(begin)

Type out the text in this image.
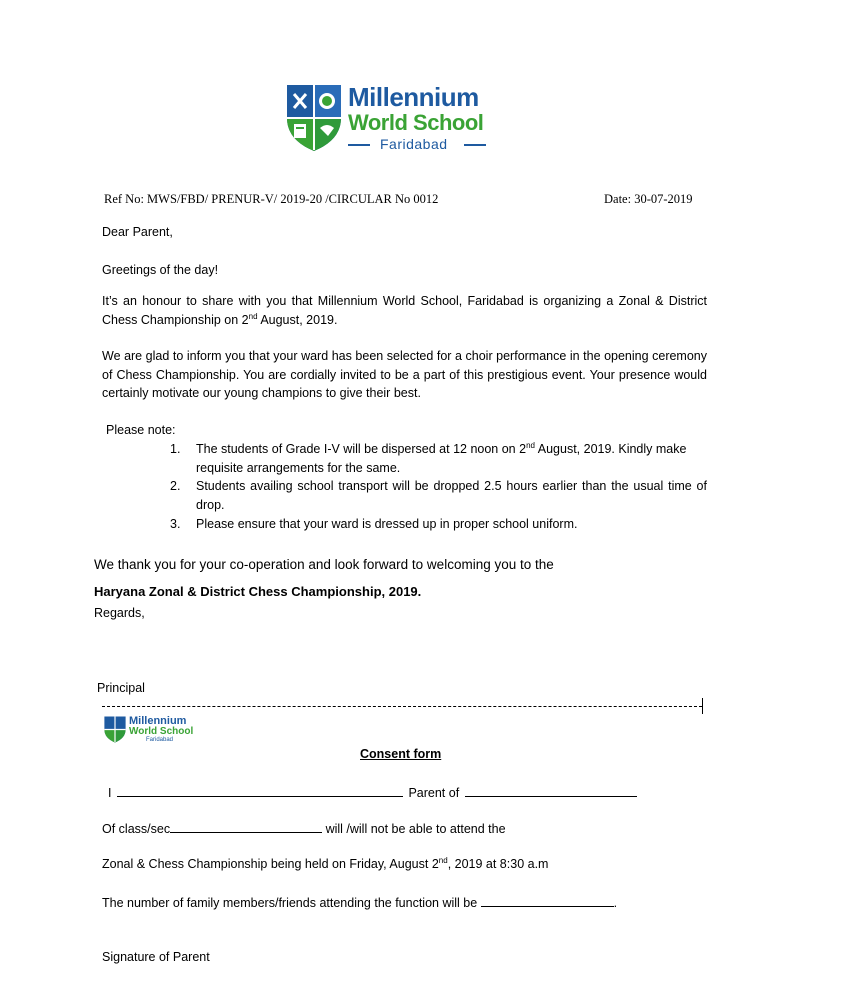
Millennium
World School
Faridabad
Ref No: MWS/FBD/ PRENUR-V/ 2019-20 /CIRCULAR No 0012	Date: 30-07-2019
Dear Parent,
Greetings of the day!
It’s an honour to share with you that Millennium World School, Faridabad is organizing a Zonal & District Chess Championship on 2nd August, 2019.
We are glad to inform you that your ward has been selected for a choir performance in the opening ceremony of Chess Championship. You are cordially invited to be a part of this prestigious event. Your presence would certainly motivate our young champions to give their best.
Please note:
1.	The students of Grade I-V will be dispersed at 12 noon on 2nd August, 2019. Kindly make requisite arrangements for the same.
2.	Students availing school transport will be dropped 2.5 hours earlier than the usual time of drop.
3.	Please ensure that your ward is dressed up in proper school uniform.
We thank you for your co-operation and look forward to welcoming you to the
Haryana Zonal & District Chess Championship, 2019.
Regards,
Principal
Millennium
World School
Faridabad
Consent form
I	Parent of
Of class/sec	will /will not be able to attend the
Zonal & Chess Championship being held on Friday, August 2nd, 2019 at 8:30 a.m
The number of family members/friends attending the function will be	.
Signature of Parent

(end)

■ **What is asked**: Repeat all the records above exactly, leaving out any pictures.

■ **Solution for this problem**:
Type out the text in this image.
Millennium
World School
Faridabad
Ref No: MWS/FBD/ PRENUR-V/ 2019-20 /CIRCULAR No 0012	Date: 30-07-2019
Dear Parent,
Greetings of the day!
It’s an honour to share with you that Millennium World School, Faridabad is organizing a Zonal & District Chess Championship on 2nd August, 2019.
We are glad to inform you that your ward has been selected for a choir performance in the opening ceremony of Chess Championship. You are cordially invited to be a part of this prestigious event. Your presence would certainly motivate our young champions to give their best.
Please note:
1.	The students of Grade I-V will be dispersed at 12 noon on 2nd August, 2019. Kindly make requisite arrangements for the same.
2.	Students availing school transport will be dropped 2.5 hours earlier than the usual time of drop.
3.	Please ensure that your ward is dressed up in proper school uniform.
We thank you for your co-operation and look forward to welcoming you to the
Haryana Zonal & District Chess Championship, 2019.
Regards,
Principal
Millennium
World School
Faridabad
Consent form
I	Parent of
Of class/sec	will /will not be able to attend the
Zonal & Chess Championship being held on Friday, August 2nd, 2019 at 8:30 a.m
The number of family members/friends attending the function will be	.
Signature of Parent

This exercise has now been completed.